Exercise instructions:
Rewrite the rows from the line that has "Decompose this screenshot" through the line that has "- category-label: 海报设计: [1045, 567, 1141, 594]", replacing "tab-item" with "tab-button" and changing nothing else.

Element and coordinate records:

____________________

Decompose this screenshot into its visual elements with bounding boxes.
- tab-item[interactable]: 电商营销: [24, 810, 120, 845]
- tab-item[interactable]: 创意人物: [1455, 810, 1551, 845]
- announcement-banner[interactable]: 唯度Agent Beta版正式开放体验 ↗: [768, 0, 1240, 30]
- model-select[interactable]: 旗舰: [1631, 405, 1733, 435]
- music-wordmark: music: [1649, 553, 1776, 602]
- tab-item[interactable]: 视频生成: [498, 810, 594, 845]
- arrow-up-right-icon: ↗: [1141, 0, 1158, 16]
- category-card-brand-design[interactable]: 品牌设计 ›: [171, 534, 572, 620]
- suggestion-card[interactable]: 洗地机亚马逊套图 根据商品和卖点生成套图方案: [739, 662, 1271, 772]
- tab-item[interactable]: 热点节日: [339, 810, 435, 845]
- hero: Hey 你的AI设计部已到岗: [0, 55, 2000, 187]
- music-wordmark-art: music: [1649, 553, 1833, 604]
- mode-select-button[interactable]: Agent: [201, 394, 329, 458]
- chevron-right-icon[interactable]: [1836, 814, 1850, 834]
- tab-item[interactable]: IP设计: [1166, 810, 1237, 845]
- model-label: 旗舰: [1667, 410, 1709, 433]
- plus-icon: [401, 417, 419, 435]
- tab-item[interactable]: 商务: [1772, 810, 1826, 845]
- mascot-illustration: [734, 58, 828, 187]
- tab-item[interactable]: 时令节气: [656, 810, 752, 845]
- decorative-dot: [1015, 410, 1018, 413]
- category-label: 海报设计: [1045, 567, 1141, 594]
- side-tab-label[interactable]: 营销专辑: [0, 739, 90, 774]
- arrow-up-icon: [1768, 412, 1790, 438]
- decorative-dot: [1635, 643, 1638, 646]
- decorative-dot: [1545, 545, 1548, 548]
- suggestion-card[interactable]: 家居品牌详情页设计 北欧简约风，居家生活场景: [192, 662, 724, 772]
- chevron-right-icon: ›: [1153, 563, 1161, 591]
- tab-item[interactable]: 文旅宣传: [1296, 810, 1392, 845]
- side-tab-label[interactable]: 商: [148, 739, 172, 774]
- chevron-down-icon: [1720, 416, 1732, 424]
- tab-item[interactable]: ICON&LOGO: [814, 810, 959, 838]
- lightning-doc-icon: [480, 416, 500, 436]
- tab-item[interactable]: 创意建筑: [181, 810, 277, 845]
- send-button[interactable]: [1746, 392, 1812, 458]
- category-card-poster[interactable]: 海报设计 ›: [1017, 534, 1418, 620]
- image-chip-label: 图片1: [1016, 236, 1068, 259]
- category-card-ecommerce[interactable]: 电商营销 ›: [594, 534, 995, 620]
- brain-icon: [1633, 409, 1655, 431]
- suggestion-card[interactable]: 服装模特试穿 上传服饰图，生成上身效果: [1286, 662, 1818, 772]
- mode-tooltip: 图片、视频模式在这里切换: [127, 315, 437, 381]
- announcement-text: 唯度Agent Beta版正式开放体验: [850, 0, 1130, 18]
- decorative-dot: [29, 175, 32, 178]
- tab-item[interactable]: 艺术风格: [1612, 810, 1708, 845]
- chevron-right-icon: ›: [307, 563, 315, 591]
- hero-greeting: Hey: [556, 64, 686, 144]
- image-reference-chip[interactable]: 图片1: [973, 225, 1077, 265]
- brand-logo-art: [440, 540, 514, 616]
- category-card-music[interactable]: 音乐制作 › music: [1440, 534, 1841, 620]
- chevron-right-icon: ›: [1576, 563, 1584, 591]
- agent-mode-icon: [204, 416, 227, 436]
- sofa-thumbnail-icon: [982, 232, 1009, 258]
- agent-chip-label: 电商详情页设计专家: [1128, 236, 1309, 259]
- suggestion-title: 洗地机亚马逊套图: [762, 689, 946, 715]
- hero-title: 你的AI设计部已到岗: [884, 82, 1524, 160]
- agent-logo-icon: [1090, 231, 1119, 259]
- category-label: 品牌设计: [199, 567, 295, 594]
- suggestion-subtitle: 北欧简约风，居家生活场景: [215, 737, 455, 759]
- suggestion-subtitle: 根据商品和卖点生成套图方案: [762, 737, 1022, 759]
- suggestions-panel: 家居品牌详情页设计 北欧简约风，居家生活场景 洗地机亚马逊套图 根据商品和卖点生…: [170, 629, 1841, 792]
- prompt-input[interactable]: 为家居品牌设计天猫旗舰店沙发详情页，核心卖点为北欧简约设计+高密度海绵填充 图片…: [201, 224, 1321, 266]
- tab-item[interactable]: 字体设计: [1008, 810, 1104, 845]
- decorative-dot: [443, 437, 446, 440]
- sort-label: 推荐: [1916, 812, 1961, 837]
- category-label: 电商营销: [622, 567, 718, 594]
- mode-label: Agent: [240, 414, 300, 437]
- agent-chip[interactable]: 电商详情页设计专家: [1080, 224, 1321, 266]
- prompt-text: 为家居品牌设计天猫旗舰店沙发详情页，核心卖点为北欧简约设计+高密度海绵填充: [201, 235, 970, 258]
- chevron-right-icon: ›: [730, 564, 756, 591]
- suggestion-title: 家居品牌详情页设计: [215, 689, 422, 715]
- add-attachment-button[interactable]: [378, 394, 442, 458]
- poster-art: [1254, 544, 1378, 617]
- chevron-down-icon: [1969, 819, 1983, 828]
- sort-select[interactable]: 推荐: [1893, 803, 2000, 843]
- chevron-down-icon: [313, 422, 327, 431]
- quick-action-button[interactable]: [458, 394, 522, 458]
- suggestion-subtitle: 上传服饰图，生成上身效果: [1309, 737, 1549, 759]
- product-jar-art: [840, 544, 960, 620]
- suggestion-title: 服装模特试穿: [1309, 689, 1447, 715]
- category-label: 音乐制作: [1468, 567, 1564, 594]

____________________

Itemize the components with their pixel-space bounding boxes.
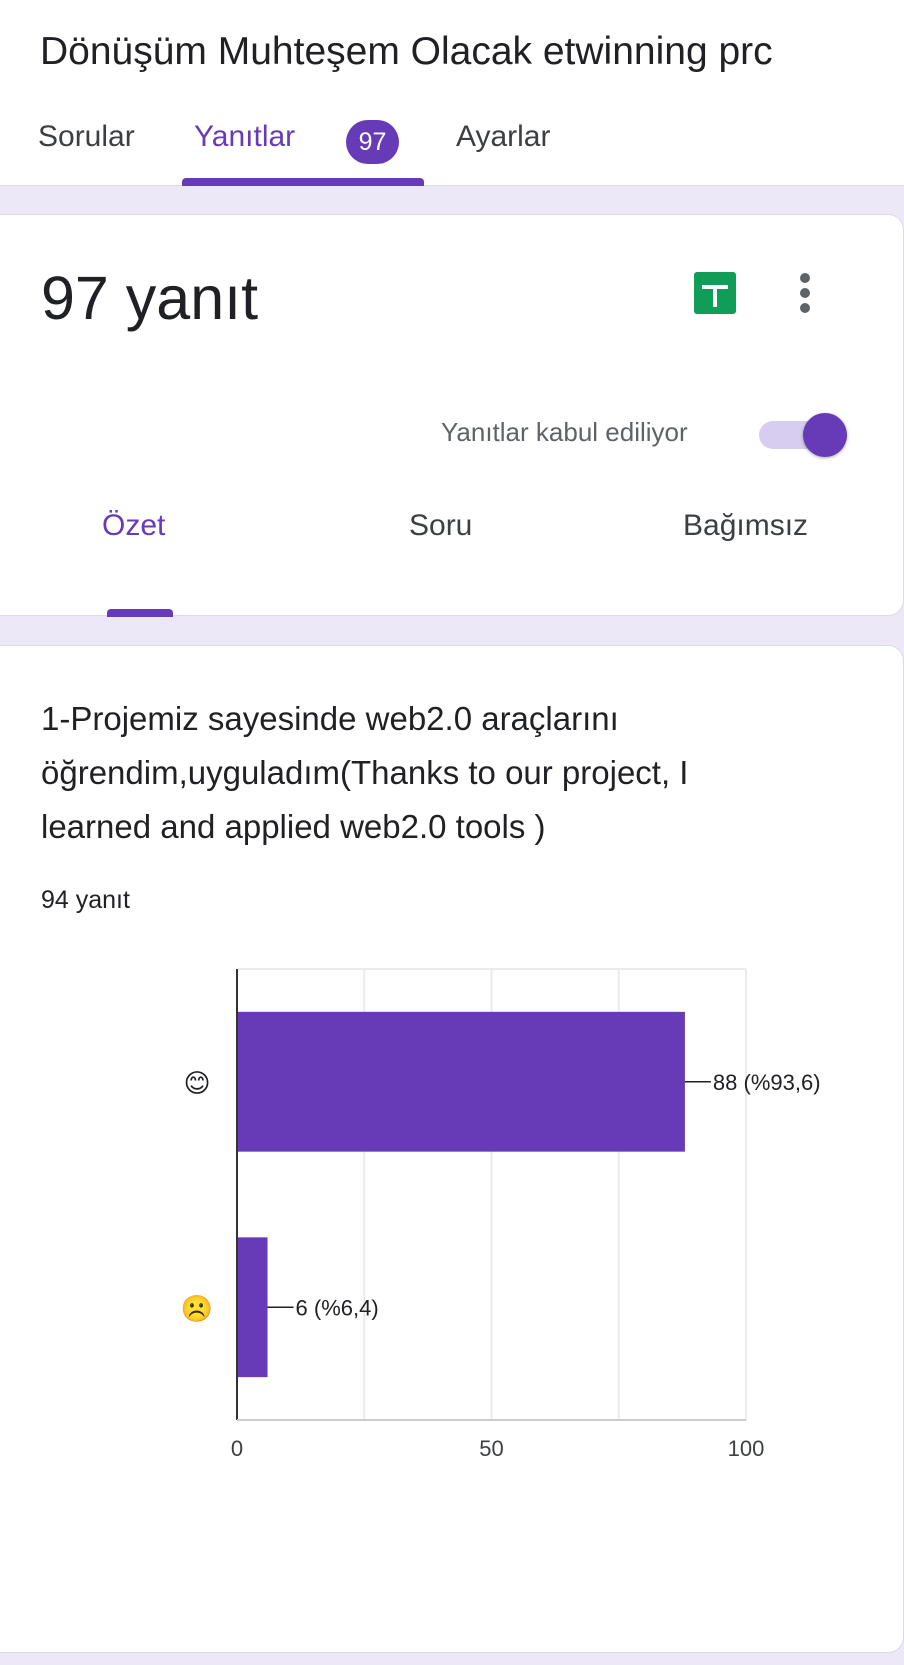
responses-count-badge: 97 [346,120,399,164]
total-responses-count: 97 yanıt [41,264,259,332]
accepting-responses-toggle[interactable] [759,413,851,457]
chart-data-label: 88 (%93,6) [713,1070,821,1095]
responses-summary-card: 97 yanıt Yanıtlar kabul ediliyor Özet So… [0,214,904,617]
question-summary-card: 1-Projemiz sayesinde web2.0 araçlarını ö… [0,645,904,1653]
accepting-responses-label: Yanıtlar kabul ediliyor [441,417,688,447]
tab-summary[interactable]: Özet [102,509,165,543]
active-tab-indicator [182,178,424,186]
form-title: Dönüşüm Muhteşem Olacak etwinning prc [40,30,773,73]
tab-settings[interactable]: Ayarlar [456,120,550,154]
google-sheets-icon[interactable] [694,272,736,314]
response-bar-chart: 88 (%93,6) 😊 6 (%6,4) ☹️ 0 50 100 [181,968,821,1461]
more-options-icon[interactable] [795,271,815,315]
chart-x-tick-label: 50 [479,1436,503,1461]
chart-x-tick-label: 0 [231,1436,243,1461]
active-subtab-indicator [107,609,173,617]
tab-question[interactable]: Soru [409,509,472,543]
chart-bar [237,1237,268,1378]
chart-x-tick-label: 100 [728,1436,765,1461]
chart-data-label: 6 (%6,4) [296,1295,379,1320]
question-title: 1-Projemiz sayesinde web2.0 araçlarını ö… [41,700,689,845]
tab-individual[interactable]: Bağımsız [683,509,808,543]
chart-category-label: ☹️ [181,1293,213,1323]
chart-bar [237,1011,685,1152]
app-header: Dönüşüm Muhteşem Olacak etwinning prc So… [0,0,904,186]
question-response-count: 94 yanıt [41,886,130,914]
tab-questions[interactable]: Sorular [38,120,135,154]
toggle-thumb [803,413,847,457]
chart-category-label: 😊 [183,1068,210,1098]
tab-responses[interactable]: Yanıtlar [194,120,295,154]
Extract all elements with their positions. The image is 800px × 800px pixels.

____________________

Solution for this problem:
Decompose this screenshot into its visual elements with bounding boxes.
- tab-button[interactable]: 电商营销: [24, 810, 120, 845]
- tab-button[interactable]: 创意人物: [1455, 810, 1551, 845]
- announcement-banner[interactable]: 唯度Agent Beta版正式开放体验 ↗: [768, 0, 1240, 30]
- model-select[interactable]: 旗舰: [1631, 405, 1733, 435]
- music-wordmark: music: [1649, 553, 1776, 602]
- tab-button[interactable]: 视频生成: [498, 810, 594, 845]
- arrow-up-right-icon: ↗: [1141, 0, 1158, 16]
- category-card-brand-design[interactable]: 品牌设计 ›: [171, 534, 572, 620]
- suggestion-card[interactable]: 洗地机亚马逊套图 根据商品和卖点生成套图方案: [739, 662, 1271, 772]
- tab-button[interactable]: 热点节日: [339, 810, 435, 845]
- hero: Hey 你的AI设计部已到岗: [0, 55, 2000, 187]
- music-wordmark-art: music: [1649, 553, 1833, 604]
- mode-select-button[interactable]: Agent: [201, 394, 329, 458]
- chevron-right-icon[interactable]: [1836, 814, 1850, 834]
- tab-button[interactable]: IP设计: [1166, 810, 1237, 845]
- model-label: 旗舰: [1667, 410, 1709, 433]
- plus-icon: [401, 417, 419, 435]
- tab-button[interactable]: 商务: [1772, 810, 1826, 845]
- mascot-illustration: [734, 58, 828, 187]
- tab-button[interactable]: 时令节气: [656, 810, 752, 845]
- decorative-dot: [1015, 410, 1018, 413]
- category-label: 海报设计: [1045, 567, 1141, 594]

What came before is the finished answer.